Copy out the entries in full and with complete accuracy; pictures are excluded.

## begin SUPPLIED MATERIAL

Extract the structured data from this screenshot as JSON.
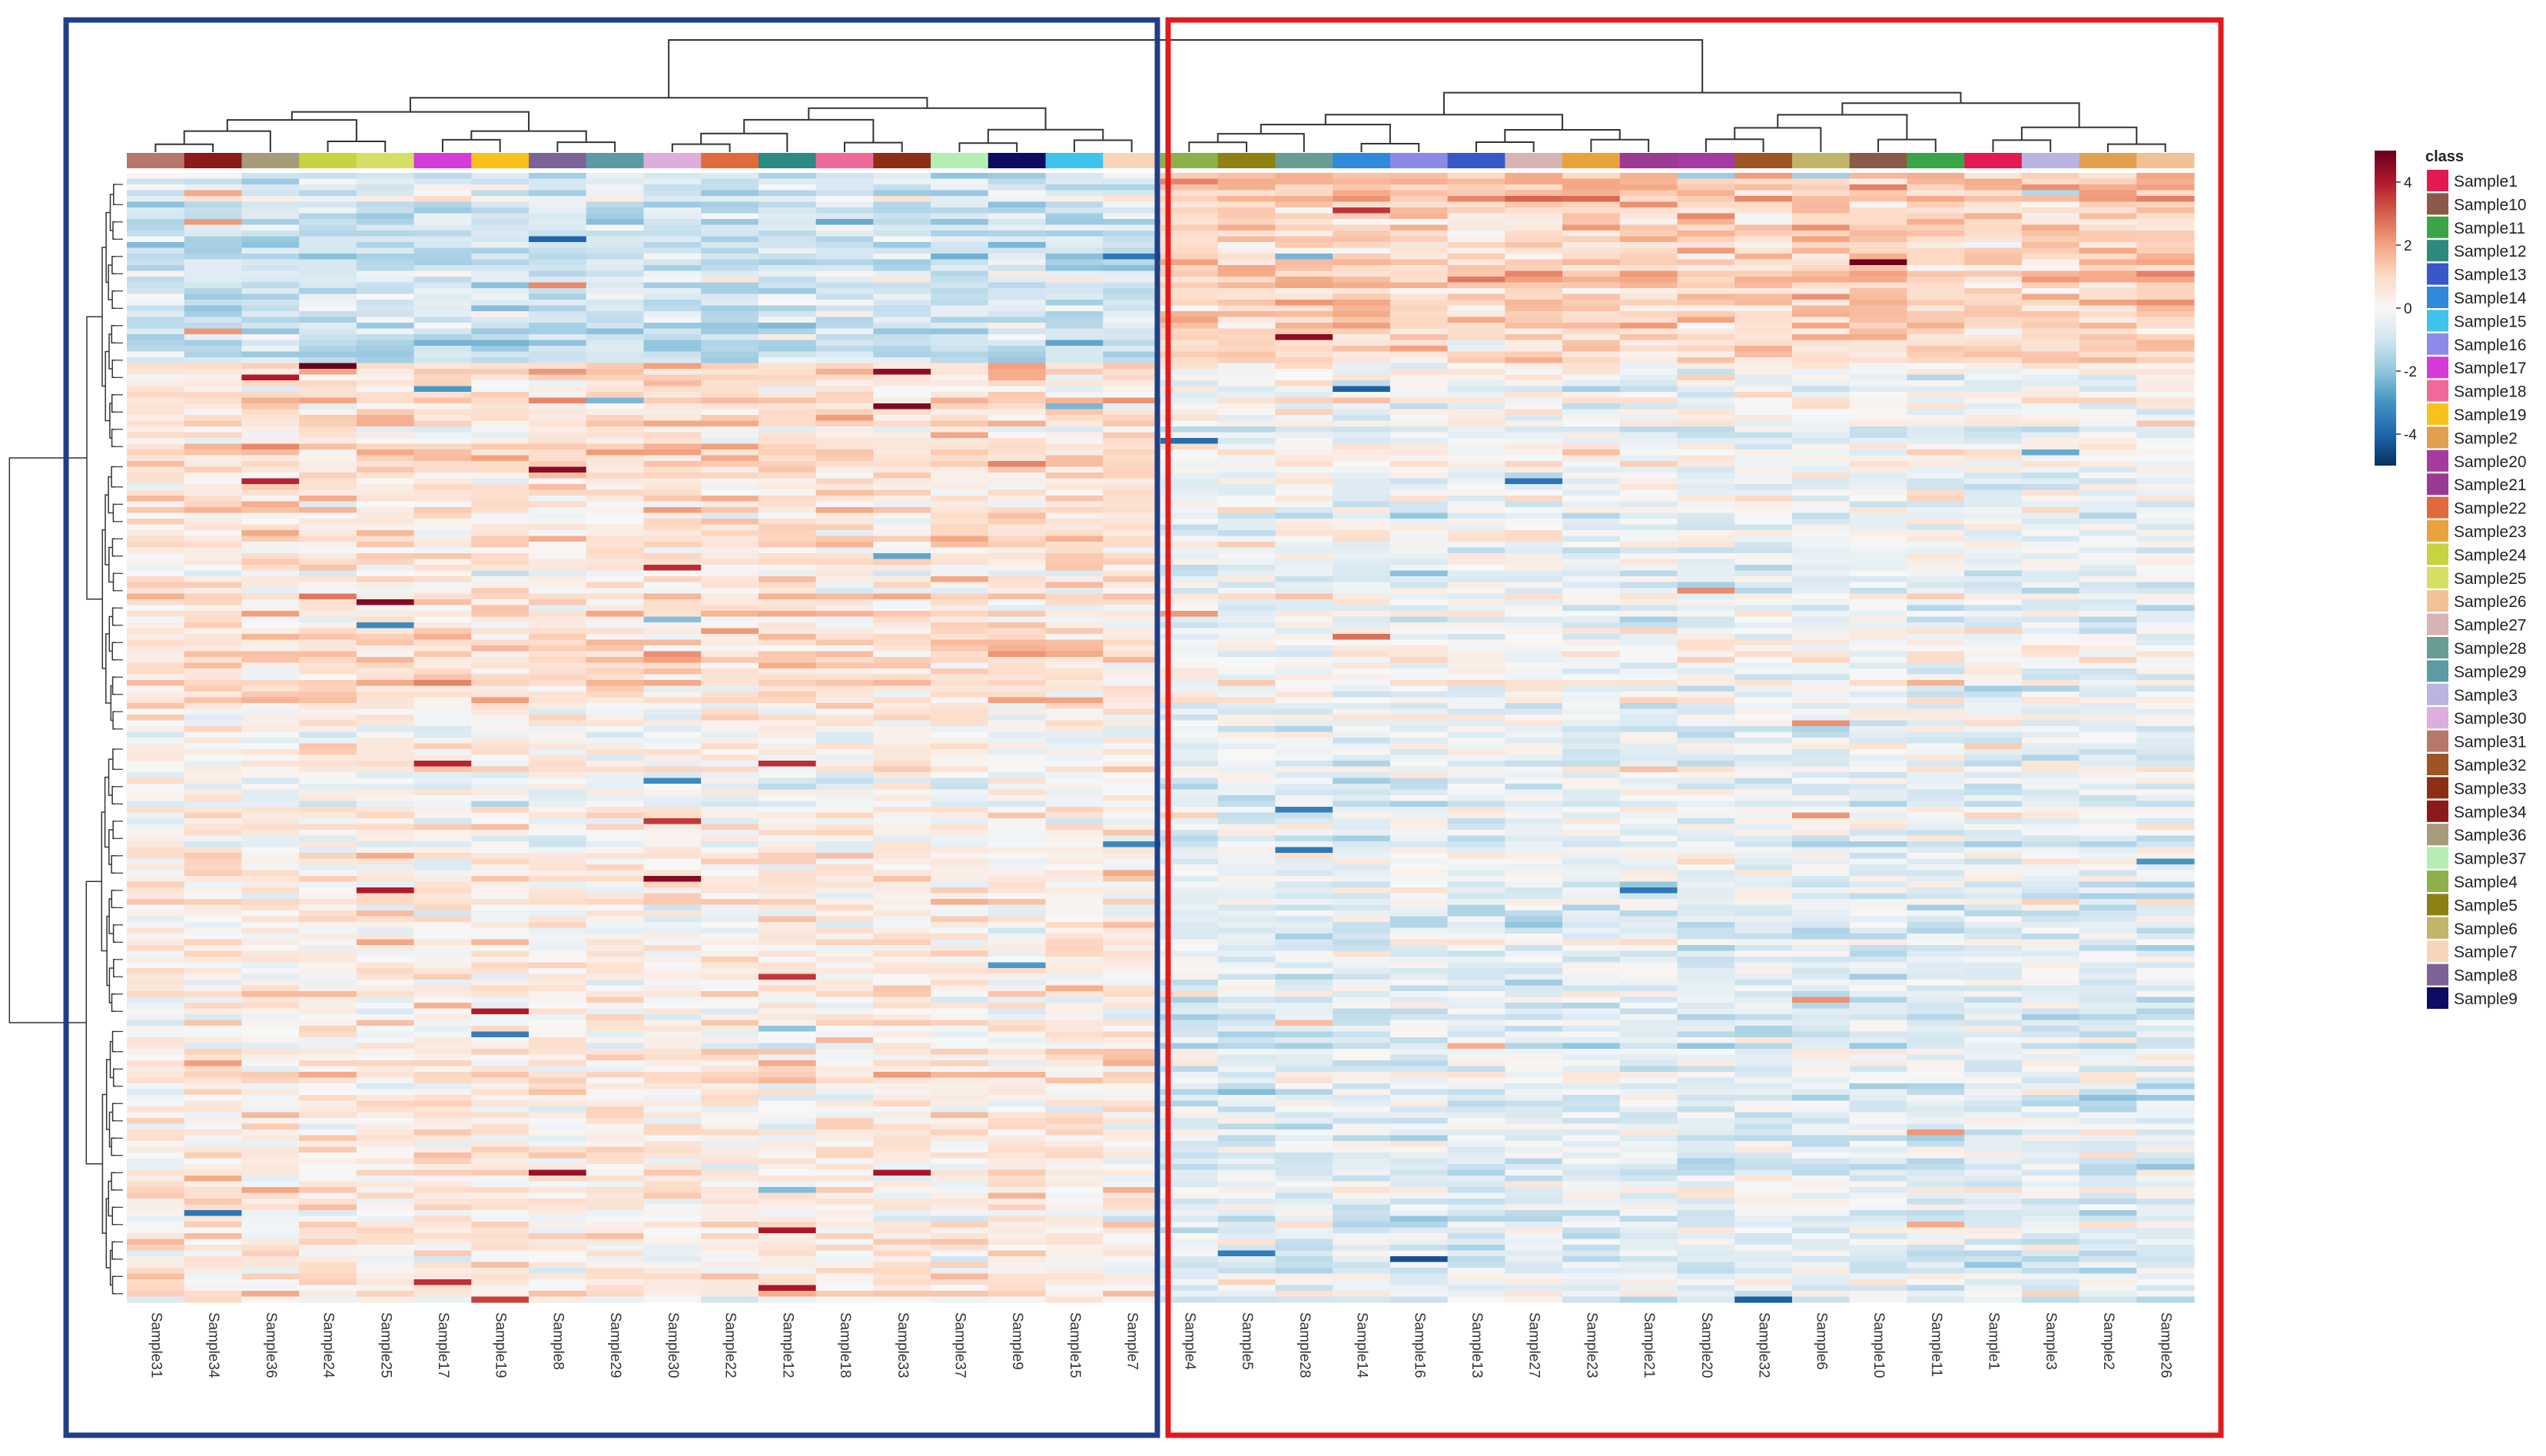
{
  "chart_data": {
    "type": "heatmap",
    "title": "",
    "legend_title": "class",
    "legend_placement": "right",
    "color_scale": {
      "ticks": [
        4,
        2,
        0,
        -2,
        -4
      ],
      "range": [
        -5,
        5
      ],
      "stops": [
        "#053061",
        "#2166ac",
        "#4393c3",
        "#92c5de",
        "#d1e5f0",
        "#f7f7f7",
        "#fddbc7",
        "#f4a582",
        "#d6604d",
        "#b2182b",
        "#67001f"
      ]
    },
    "columns": [
      "Sample31",
      "Sample34",
      "Sample36",
      "Sample24",
      "Sample25",
      "Sample17",
      "Sample19",
      "Sample8",
      "Sample29",
      "Sample30",
      "Sample22",
      "Sample12",
      "Sample18",
      "Sample33",
      "Sample37",
      "Sample9",
      "Sample15",
      "Sample7",
      "Sample4",
      "Sample5",
      "Sample28",
      "Sample14",
      "Sample16",
      "Sample13",
      "Sample27",
      "Sample23",
      "Sample21",
      "Sample20",
      "Sample32",
      "Sample6",
      "Sample10",
      "Sample11",
      "Sample1",
      "Sample3",
      "Sample2",
      "Sample26"
    ],
    "clusters": [
      {
        "name": "cluster-left",
        "color": "#1f3f86",
        "columns_from": 0,
        "columns_to": 17
      },
      {
        "name": "cluster-right",
        "color": "#e31a1c",
        "columns_from": 18,
        "columns_to": 35
      }
    ],
    "n_rows": 196,
    "feature_blocks": [
      {
        "rows": 33,
        "left_mean": -0.9,
        "right_mean": 1.2
      },
      {
        "rows": 60,
        "left_mean": 0.7,
        "right_mean": -0.2
      },
      {
        "rows": 28,
        "left_mean": 0.2,
        "right_mean": -0.3
      },
      {
        "rows": 75,
        "left_mean": 0.5,
        "right_mean": -0.45
      }
    ],
    "classes": [
      {
        "label": "Sample1",
        "color": "#e31a4f"
      },
      {
        "label": "Sample10",
        "color": "#8b5a46"
      },
      {
        "label": "Sample11",
        "color": "#3aa548"
      },
      {
        "label": "Sample12",
        "color": "#2c8a7e"
      },
      {
        "label": "Sample13",
        "color": "#3857c9"
      },
      {
        "label": "Sample14",
        "color": "#2f89dc"
      },
      {
        "label": "Sample15",
        "color": "#3ec3ef"
      },
      {
        "label": "Sample16",
        "color": "#8c8ae8"
      },
      {
        "label": "Sample17",
        "color": "#d63ad9"
      },
      {
        "label": "Sample18",
        "color": "#ef6a9a"
      },
      {
        "label": "Sample19",
        "color": "#f7c21c"
      },
      {
        "label": "Sample2",
        "color": "#e0a050"
      },
      {
        "label": "Sample20",
        "color": "#a53ba1"
      },
      {
        "label": "Sample21",
        "color": "#9b3a94"
      },
      {
        "label": "Sample22",
        "color": "#e06a3c"
      },
      {
        "label": "Sample23",
        "color": "#eaa23b"
      },
      {
        "label": "Sample24",
        "color": "#c9d23f"
      },
      {
        "label": "Sample25",
        "color": "#d6df63"
      },
      {
        "label": "Sample26",
        "color": "#f2c296"
      },
      {
        "label": "Sample27",
        "color": "#d7b3b3"
      },
      {
        "label": "Sample28",
        "color": "#6a9c96"
      },
      {
        "label": "Sample29",
        "color": "#5d9ba2"
      },
      {
        "label": "Sample3",
        "color": "#b9b5e0"
      },
      {
        "label": "Sample30",
        "color": "#ddaedb"
      },
      {
        "label": "Sample31",
        "color": "#b7776a"
      },
      {
        "label": "Sample32",
        "color": "#9c5523"
      },
      {
        "label": "Sample33",
        "color": "#8e2e14"
      },
      {
        "label": "Sample34",
        "color": "#8b1a1a"
      },
      {
        "label": "Sample36",
        "color": "#a79c7a"
      },
      {
        "label": "Sample37",
        "color": "#b4eeb4"
      },
      {
        "label": "Sample4",
        "color": "#8db04a"
      },
      {
        "label": "Sample5",
        "color": "#8c8112"
      },
      {
        "label": "Sample6",
        "color": "#c2b469"
      },
      {
        "label": "Sample7",
        "color": "#f7d5b8"
      },
      {
        "label": "Sample8",
        "color": "#7c6395"
      },
      {
        "label": "Sample9",
        "color": "#0d0b63"
      }
    ]
  }
}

## end SUPPLIED MATERIAL

■ EXERCISE SOLUTION
Extract the structured data from this screenshot as JSON.
{
  "chart_data": {
    "type": "heatmap",
    "title": "",
    "legend_title": "class",
    "legend_placement": "right",
    "color_scale": {
      "ticks": [
        4,
        2,
        0,
        -2,
        -4
      ],
      "range": [
        -5,
        5
      ],
      "stops": [
        "#053061",
        "#2166ac",
        "#4393c3",
        "#92c5de",
        "#d1e5f0",
        "#f7f7f7",
        "#fddbc7",
        "#f4a582",
        "#d6604d",
        "#b2182b",
        "#67001f"
      ]
    },
    "columns": [
      "Sample31",
      "Sample34",
      "Sample36",
      "Sample24",
      "Sample25",
      "Sample17",
      "Sample19",
      "Sample8",
      "Sample29",
      "Sample30",
      "Sample22",
      "Sample12",
      "Sample18",
      "Sample33",
      "Sample37",
      "Sample9",
      "Sample15",
      "Sample7",
      "Sample4",
      "Sample5",
      "Sample28",
      "Sample14",
      "Sample16",
      "Sample13",
      "Sample27",
      "Sample23",
      "Sample21",
      "Sample20",
      "Sample32",
      "Sample6",
      "Sample10",
      "Sample11",
      "Sample1",
      "Sample3",
      "Sample2",
      "Sample26"
    ],
    "clusters": [
      {
        "name": "cluster-left",
        "color": "#1f3f86",
        "columns_from": 0,
        "columns_to": 17
      },
      {
        "name": "cluster-right",
        "color": "#e31a1c",
        "columns_from": 18,
        "columns_to": 35
      }
    ],
    "n_rows": 196,
    "feature_blocks": [
      {
        "rows": 33,
        "left_mean": -0.9,
        "right_mean": 1.2
      },
      {
        "rows": 60,
        "left_mean": 0.7,
        "right_mean": -0.2
      },
      {
        "rows": 28,
        "left_mean": 0.2,
        "right_mean": -0.3
      },
      {
        "rows": 75,
        "left_mean": 0.5,
        "right_mean": -0.45
      }
    ],
    "classes": [
      {
        "label": "Sample1",
        "color": "#e31a4f"
      },
      {
        "label": "Sample10",
        "color": "#8b5a46"
      },
      {
        "label": "Sample11",
        "color": "#3aa548"
      },
      {
        "label": "Sample12",
        "color": "#2c8a7e"
      },
      {
        "label": "Sample13",
        "color": "#3857c9"
      },
      {
        "label": "Sample14",
        "color": "#2f89dc"
      },
      {
        "label": "Sample15",
        "color": "#3ec3ef"
      },
      {
        "label": "Sample16",
        "color": "#8c8ae8"
      },
      {
        "label": "Sample17",
        "color": "#d63ad9"
      },
      {
        "label": "Sample18",
        "color": "#ef6a9a"
      },
      {
        "label": "Sample19",
        "color": "#f7c21c"
      },
      {
        "label": "Sample2",
        "color": "#e0a050"
      },
      {
        "label": "Sample20",
        "color": "#a53ba1"
      },
      {
        "label": "Sample21",
        "color": "#9b3a94"
      },
      {
        "label": "Sample22",
        "color": "#e06a3c"
      },
      {
        "label": "Sample23",
        "color": "#eaa23b"
      },
      {
        "label": "Sample24",
        "color": "#c9d23f"
      },
      {
        "label": "Sample25",
        "color": "#d6df63"
      },
      {
        "label": "Sample26",
        "color": "#f2c296"
      },
      {
        "label": "Sample27",
        "color": "#d7b3b3"
      },
      {
        "label": "Sample28",
        "color": "#6a9c96"
      },
      {
        "label": "Sample29",
        "color": "#5d9ba2"
      },
      {
        "label": "Sample3",
        "color": "#b9b5e0"
      },
      {
        "label": "Sample30",
        "color": "#ddaedb"
      },
      {
        "label": "Sample31",
        "color": "#b7776a"
      },
      {
        "label": "Sample32",
        "color": "#9c5523"
      },
      {
        "label": "Sample33",
        "color": "#8e2e14"
      },
      {
        "label": "Sample34",
        "color": "#8b1a1a"
      },
      {
        "label": "Sample36",
        "color": "#a79c7a"
      },
      {
        "label": "Sample37",
        "color": "#b4eeb4"
      },
      {
        "label": "Sample4",
        "color": "#8db04a"
      },
      {
        "label": "Sample5",
        "color": "#8c8112"
      },
      {
        "label": "Sample6",
        "color": "#c2b469"
      },
      {
        "label": "Sample7",
        "color": "#f7d5b8"
      },
      {
        "label": "Sample8",
        "color": "#7c6395"
      },
      {
        "label": "Sample9",
        "color": "#0d0b63"
      }
    ]
  }
}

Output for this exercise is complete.